Material to process:
================================
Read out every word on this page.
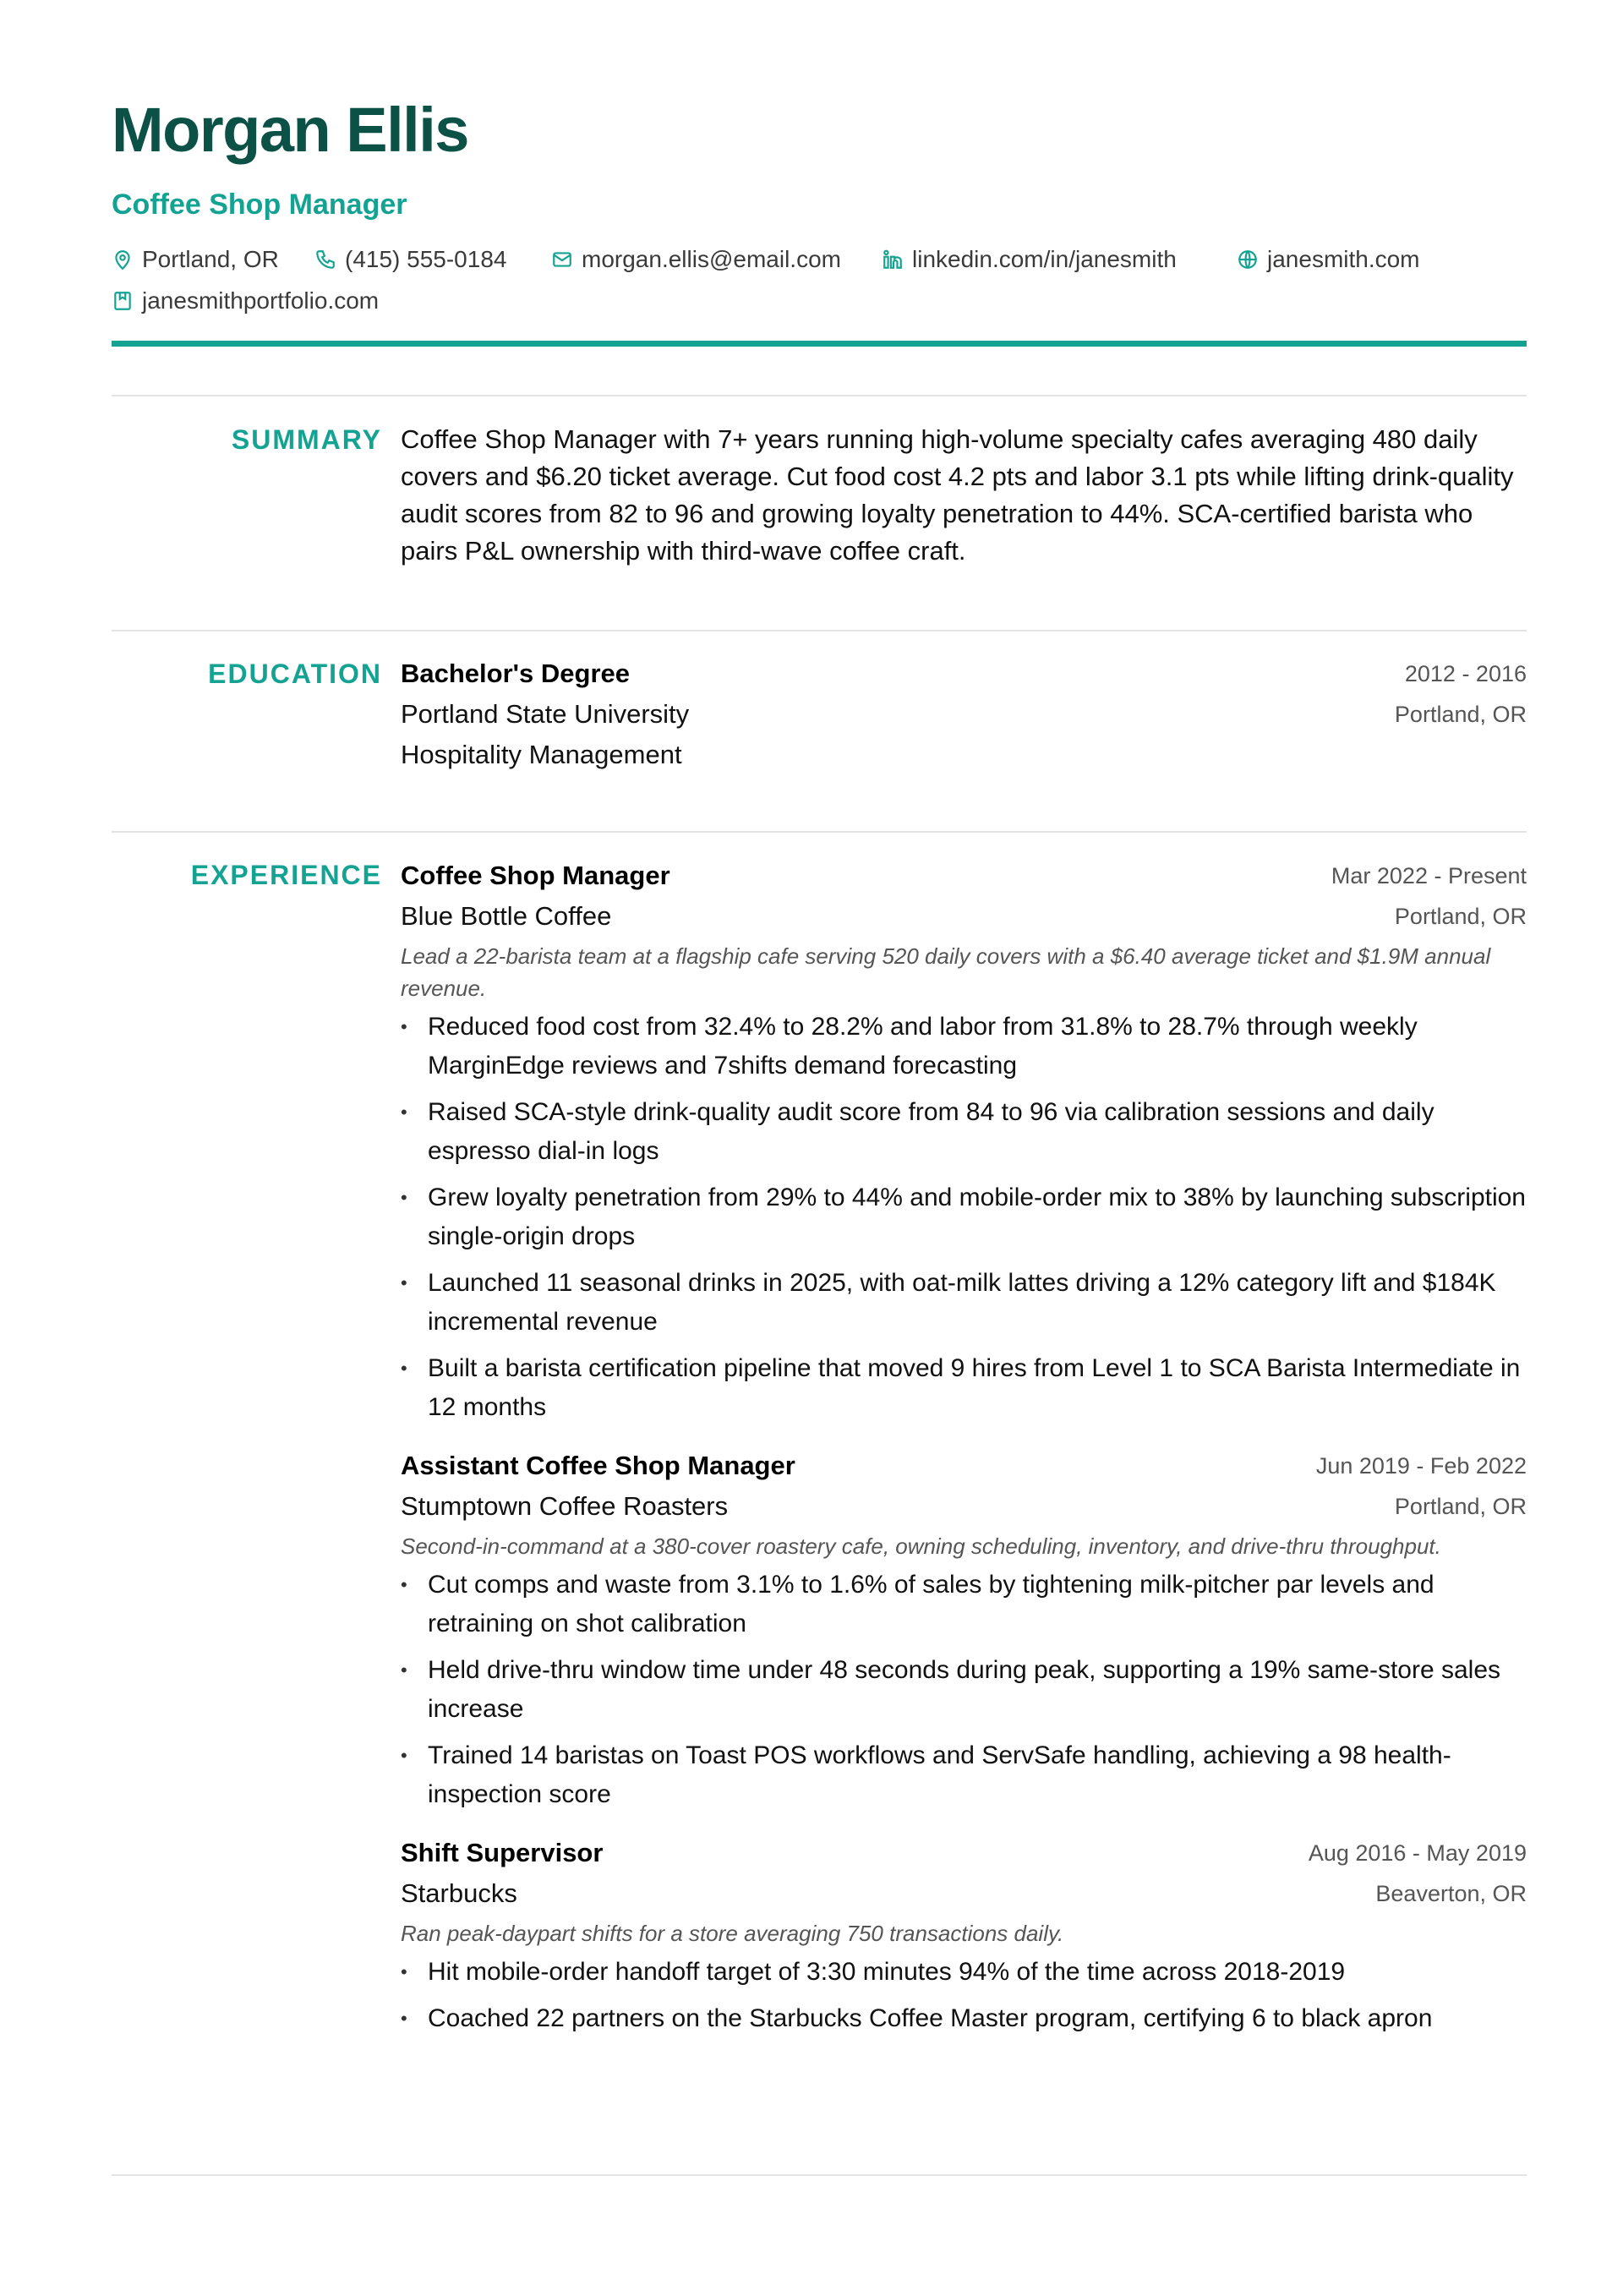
Morgan Ellis
Coffee Shop Manager
Portland, OR	(415) 555-0184	morgan.ellis@email.com	linkedin.com/in/janesmith	janesmith.com
janesmithportfolio.com
SUMMARY Coffee Shop Manager with 7+ years running high-volume specialty cafes averaging 480 daily covers and $6.20 ticket average. Cut food cost 4.2 pts and labor 3.1 pts while lifting drink-quality audit scores from 82 to 96 and growing loyalty penetration to 44%. SCA-certified barista who pairs P&L ownership with third-wave coffee craft.
EDUCATION Bachelor's Degree	2012 - 2016
Portland State University	Portland, OR
Hospitality Management
EXPERIENCE Coffee Shop Manager	Mar 2022 - Present
Blue Bottle Coffee	Portland, OR
Lead a 22-barista team at a flagship cafe serving 520 daily covers with a $6.40 average ticket and $1.9M annual revenue.
• Reduced food cost from 32.4% to 28.2% and labor from 31.8% to 28.7% through weekly MarginEdge reviews and 7shifts demand forecasting
• Raised SCA-style drink-quality audit score from 84 to 96 via calibration sessions and daily espresso dial-in logs
• Grew loyalty penetration from 29% to 44% and mobile-order mix to 38% by launching subscription single-origin drops
• Launched 11 seasonal drinks in 2025, with oat-milk lattes driving a 12% category lift and $184K incremental revenue
• Built a barista certification pipeline that moved 9 hires from Level 1 to SCA Barista Intermediate in 12 months
Assistant Coffee Shop Manager	Jun 2019 - Feb 2022
Stumptown Coffee Roasters	Portland, OR
Second-in-command at a 380-cover roastery cafe, owning scheduling, inventory, and drive-thru throughput.
• Cut comps and waste from 3.1% to 1.6% of sales by tightening milk-pitcher par levels and retraining on shot calibration
• Held drive-thru window time under 48 seconds during peak, supporting a 19% same-store sales increase
• Trained 14 baristas on Toast POS workflows and ServSafe handling, achieving a 98 health-inspection score
Shift Supervisor	Aug 2016 - May 2019
Starbucks	Beaverton, OR
Ran peak-daypart shifts for a store averaging 750 transactions daily.
• Hit mobile-order handoff target of 3:30 minutes 94% of the time across 2018-2019
• Coached 22 partners on the Starbucks Coffee Master program, certifying 6 to black apron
================================
Given exercise: Reproduce every record above exactly, but leave out the pictures.

Solution to this problem:
Read out every word on this page.
Morgan Ellis
Coffee Shop Manager
Portland, OR	(415) 555-0184	morgan.ellis@email.com	linkedin.com/in/janesmith	janesmith.com
janesmithportfolio.com
SUMMARY Coffee Shop Manager with 7+ years running high-volume specialty cafes averaging 480 daily covers and $6.20 ticket average. Cut food cost 4.2 pts and labor 3.1 pts while lifting drink-quality audit scores from 82 to 96 and growing loyalty penetration to 44%. SCA-certified barista who pairs P&L ownership with third-wave coffee craft.
EDUCATION Bachelor's Degree	2012 - 2016
Portland State University	Portland, OR
Hospitality Management
EXPERIENCE Coffee Shop Manager	Mar 2022 - Present
Blue Bottle Coffee	Portland, OR
Lead a 22-barista team at a flagship cafe serving 520 daily covers with a $6.40 average ticket and $1.9M annual revenue.
• Reduced food cost from 32.4% to 28.2% and labor from 31.8% to 28.7% through weekly MarginEdge reviews and 7shifts demand forecasting
• Raised SCA-style drink-quality audit score from 84 to 96 via calibration sessions and daily espresso dial-in logs
• Grew loyalty penetration from 29% to 44% and mobile-order mix to 38% by launching subscription single-origin drops
• Launched 11 seasonal drinks in 2025, with oat-milk lattes driving a 12% category lift and $184K incremental revenue
• Built a barista certification pipeline that moved 9 hires from Level 1 to SCA Barista Intermediate in 12 months
Assistant Coffee Shop Manager	Jun 2019 - Feb 2022
Stumptown Coffee Roasters	Portland, OR
Second-in-command at a 380-cover roastery cafe, owning scheduling, inventory, and drive-thru throughput.
• Cut comps and waste from 3.1% to 1.6% of sales by tightening milk-pitcher par levels and retraining on shot calibration
• Held drive-thru window time under 48 seconds during peak, supporting a 19% same-store sales increase
• Trained 14 baristas on Toast POS workflows and ServSafe handling, achieving a 98 health-inspection score
Shift Supervisor	Aug 2016 - May 2019
Starbucks	Beaverton, OR
Ran peak-daypart shifts for a store averaging 750 transactions daily.
• Hit mobile-order handoff target of 3:30 minutes 94% of the time across 2018-2019
• Coached 22 partners on the Starbucks Coffee Master program, certifying 6 to black apron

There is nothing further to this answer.